** START OF RECORDS FOR THE EXERCISE **
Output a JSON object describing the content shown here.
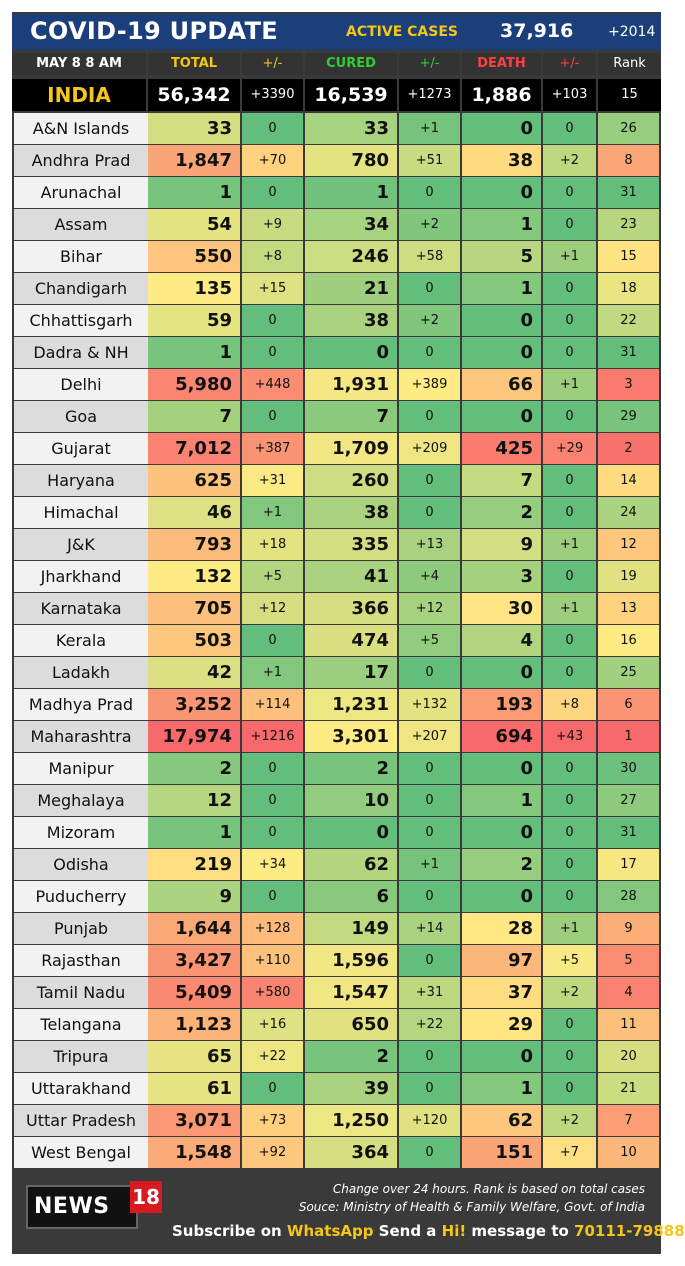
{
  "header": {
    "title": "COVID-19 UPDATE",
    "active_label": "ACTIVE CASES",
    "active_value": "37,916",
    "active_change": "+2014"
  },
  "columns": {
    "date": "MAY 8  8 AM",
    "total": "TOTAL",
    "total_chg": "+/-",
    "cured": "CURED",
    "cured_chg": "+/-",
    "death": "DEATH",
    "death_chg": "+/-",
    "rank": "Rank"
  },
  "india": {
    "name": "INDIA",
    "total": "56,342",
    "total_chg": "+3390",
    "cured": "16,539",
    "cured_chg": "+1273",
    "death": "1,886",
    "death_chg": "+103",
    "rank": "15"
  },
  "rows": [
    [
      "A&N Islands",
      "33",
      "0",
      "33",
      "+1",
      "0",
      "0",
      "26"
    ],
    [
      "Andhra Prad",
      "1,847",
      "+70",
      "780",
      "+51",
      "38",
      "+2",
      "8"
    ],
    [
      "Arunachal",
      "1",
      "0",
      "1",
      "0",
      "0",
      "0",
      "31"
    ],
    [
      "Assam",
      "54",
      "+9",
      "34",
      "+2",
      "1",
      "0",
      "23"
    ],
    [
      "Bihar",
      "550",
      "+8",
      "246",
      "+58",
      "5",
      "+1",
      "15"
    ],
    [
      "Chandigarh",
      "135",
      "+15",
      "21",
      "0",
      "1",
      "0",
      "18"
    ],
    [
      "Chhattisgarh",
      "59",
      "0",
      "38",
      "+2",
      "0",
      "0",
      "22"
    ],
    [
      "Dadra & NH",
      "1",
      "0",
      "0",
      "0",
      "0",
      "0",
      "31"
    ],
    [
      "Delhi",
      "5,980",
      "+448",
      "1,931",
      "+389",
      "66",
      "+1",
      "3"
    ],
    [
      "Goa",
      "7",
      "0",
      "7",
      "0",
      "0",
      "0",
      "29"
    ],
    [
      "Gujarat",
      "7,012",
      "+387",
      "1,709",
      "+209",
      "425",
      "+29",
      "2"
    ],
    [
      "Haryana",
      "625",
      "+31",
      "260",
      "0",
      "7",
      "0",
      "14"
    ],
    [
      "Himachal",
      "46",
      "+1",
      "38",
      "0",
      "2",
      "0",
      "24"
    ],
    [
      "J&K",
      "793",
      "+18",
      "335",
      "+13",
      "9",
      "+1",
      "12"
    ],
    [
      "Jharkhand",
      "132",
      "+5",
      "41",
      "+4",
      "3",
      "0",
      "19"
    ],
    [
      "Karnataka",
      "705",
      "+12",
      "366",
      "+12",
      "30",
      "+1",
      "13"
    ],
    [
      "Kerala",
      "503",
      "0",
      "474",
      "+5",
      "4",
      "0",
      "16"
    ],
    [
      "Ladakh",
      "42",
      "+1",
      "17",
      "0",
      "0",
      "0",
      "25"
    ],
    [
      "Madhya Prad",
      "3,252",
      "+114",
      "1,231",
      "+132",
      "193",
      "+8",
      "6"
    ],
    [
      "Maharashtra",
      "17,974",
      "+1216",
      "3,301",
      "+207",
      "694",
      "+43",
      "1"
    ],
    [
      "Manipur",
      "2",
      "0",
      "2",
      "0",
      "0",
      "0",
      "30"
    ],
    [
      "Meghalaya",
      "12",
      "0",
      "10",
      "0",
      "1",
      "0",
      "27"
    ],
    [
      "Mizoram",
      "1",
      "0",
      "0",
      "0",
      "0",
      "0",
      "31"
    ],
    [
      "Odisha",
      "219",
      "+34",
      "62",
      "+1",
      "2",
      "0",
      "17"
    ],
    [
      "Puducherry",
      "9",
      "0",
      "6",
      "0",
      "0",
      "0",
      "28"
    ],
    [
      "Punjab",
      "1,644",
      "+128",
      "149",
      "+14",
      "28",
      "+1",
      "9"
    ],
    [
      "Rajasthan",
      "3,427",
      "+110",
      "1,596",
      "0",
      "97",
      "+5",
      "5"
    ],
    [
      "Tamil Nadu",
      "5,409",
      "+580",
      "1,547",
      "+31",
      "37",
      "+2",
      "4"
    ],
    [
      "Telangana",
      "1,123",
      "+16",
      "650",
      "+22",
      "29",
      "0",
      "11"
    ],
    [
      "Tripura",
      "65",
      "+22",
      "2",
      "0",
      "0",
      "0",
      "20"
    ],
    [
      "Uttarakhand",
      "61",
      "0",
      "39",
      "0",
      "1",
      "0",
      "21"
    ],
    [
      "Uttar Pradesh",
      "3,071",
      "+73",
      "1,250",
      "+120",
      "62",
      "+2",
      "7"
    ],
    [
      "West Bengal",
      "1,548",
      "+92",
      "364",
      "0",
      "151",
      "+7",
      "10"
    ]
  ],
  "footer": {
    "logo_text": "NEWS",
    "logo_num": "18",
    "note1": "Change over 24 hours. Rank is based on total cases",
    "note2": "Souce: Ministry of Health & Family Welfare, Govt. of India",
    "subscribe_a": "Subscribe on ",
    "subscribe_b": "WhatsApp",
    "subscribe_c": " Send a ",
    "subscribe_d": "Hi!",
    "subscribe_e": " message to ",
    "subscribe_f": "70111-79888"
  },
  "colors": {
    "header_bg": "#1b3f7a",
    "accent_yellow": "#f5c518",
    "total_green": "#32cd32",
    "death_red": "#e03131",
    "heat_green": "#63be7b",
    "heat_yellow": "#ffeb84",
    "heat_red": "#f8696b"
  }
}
** END OF RECORDS FOR THE EXERCISE **
** START OF RECORDS FOR THE EXERCISE **
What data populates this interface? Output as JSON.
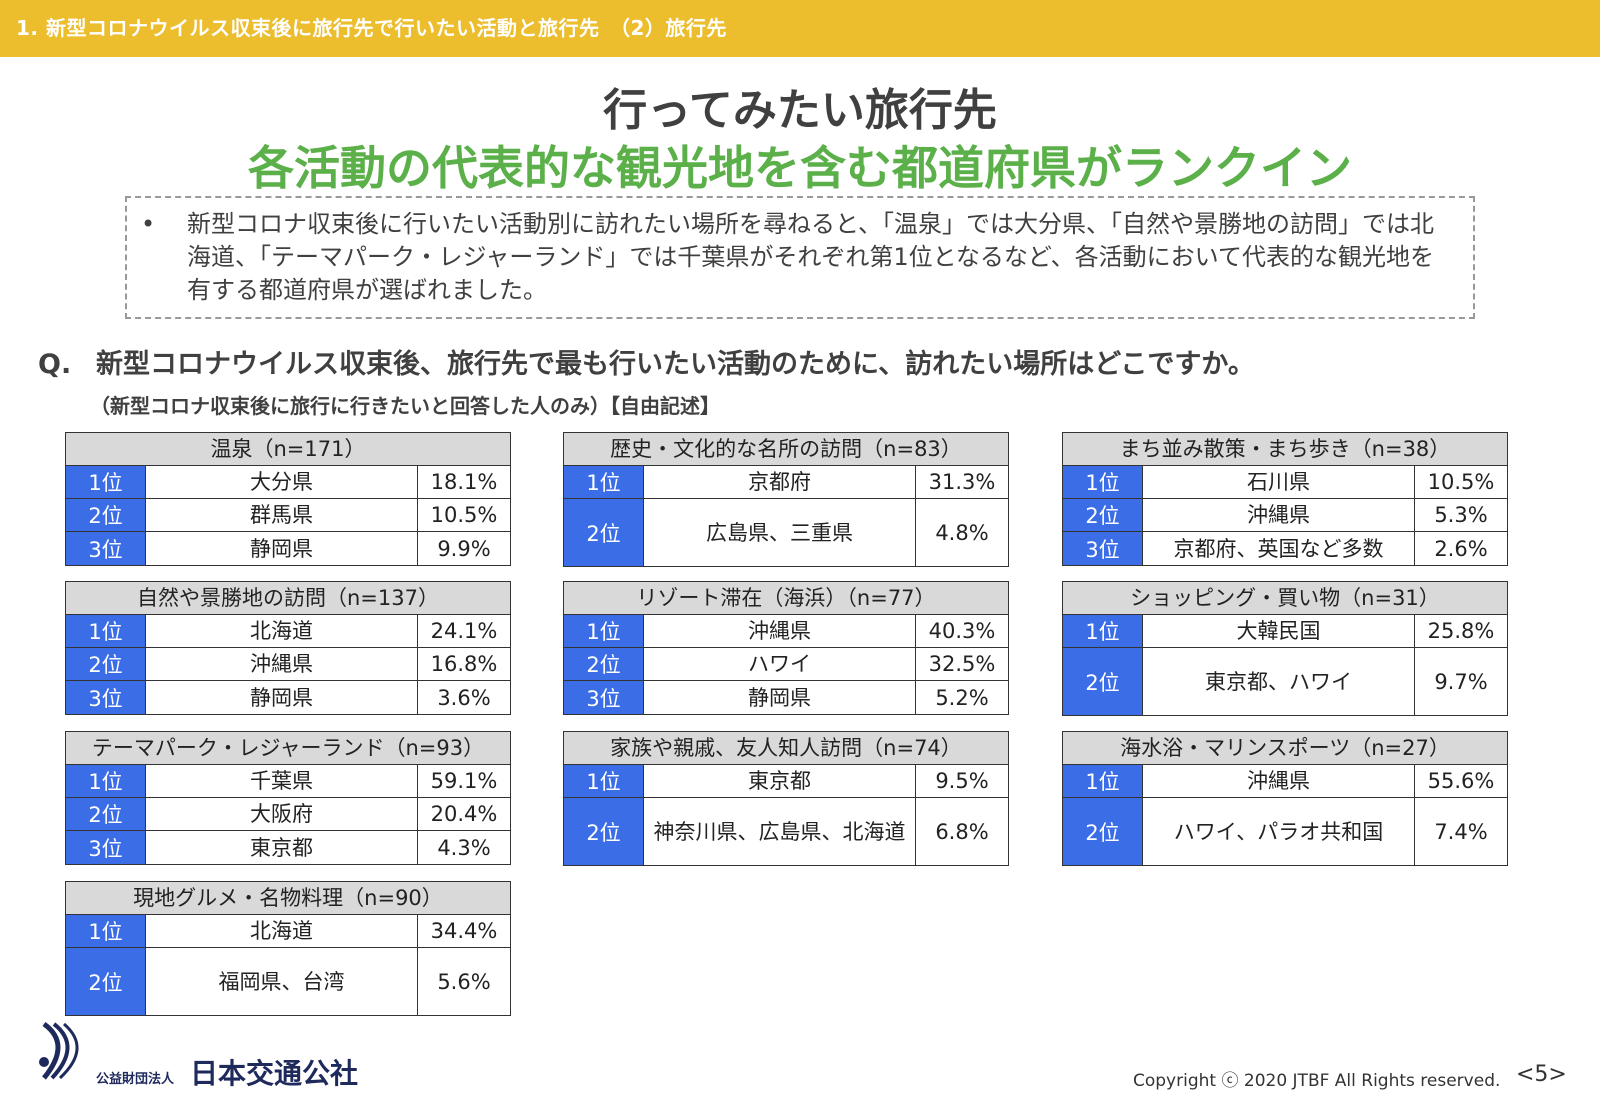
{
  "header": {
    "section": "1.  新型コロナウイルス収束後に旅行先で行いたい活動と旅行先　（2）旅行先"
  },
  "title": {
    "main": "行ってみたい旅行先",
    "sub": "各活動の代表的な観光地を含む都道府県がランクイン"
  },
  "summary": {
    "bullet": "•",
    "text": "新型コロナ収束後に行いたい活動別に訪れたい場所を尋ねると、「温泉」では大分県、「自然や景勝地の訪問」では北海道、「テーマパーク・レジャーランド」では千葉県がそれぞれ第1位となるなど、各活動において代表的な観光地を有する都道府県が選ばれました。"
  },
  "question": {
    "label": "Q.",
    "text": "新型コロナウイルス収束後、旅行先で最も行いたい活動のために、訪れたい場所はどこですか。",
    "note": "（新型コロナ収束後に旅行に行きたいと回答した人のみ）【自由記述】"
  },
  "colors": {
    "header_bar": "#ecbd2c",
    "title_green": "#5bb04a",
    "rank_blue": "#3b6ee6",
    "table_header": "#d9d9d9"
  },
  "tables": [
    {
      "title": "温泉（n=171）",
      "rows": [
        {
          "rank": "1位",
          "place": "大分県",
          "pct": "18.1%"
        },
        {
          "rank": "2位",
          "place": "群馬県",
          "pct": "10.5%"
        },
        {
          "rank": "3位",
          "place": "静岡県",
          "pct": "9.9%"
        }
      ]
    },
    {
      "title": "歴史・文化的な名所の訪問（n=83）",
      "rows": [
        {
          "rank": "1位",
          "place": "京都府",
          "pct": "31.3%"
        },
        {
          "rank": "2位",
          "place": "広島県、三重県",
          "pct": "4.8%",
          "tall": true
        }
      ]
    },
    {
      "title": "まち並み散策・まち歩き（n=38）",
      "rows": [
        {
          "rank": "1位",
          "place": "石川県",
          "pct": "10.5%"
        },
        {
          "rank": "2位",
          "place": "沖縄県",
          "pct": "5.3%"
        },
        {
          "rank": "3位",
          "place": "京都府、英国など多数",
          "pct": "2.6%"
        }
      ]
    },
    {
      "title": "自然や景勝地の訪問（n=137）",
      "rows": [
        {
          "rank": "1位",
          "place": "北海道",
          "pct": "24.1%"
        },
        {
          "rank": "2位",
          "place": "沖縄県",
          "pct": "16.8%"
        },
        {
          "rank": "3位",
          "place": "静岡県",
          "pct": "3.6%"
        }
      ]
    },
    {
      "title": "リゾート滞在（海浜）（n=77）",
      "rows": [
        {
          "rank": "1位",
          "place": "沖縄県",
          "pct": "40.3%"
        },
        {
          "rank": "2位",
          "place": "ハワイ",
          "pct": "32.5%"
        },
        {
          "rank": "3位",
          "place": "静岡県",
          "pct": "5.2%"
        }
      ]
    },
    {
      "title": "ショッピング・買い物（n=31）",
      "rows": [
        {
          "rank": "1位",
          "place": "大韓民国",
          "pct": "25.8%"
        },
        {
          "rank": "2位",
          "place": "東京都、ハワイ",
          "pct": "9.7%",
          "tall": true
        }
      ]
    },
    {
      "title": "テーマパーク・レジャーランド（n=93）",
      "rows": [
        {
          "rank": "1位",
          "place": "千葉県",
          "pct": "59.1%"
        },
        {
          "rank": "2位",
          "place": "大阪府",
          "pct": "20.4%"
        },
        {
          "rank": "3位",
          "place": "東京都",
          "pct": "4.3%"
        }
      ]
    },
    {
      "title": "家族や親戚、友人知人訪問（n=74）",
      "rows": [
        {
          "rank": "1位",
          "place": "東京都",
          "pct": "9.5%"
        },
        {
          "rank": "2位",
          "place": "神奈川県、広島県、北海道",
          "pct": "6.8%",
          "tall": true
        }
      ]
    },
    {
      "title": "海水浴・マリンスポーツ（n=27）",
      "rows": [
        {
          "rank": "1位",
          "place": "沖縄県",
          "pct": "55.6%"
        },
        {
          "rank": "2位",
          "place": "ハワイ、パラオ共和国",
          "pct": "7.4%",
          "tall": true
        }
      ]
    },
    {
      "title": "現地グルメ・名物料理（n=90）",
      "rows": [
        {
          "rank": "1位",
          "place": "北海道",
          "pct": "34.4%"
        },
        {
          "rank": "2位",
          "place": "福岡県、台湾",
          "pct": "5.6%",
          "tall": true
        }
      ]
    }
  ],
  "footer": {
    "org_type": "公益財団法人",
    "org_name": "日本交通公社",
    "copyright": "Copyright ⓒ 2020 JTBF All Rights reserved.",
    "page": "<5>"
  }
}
** END OF RECORDS FOR THE EXERCISE **
**THE REQUEST**
Copy each line holding the word "Output" from the listing above.

**RESPONSE TO THE TASK**
Output a JSON object describing the content shown here.
What data populates this interface? Output as JSON.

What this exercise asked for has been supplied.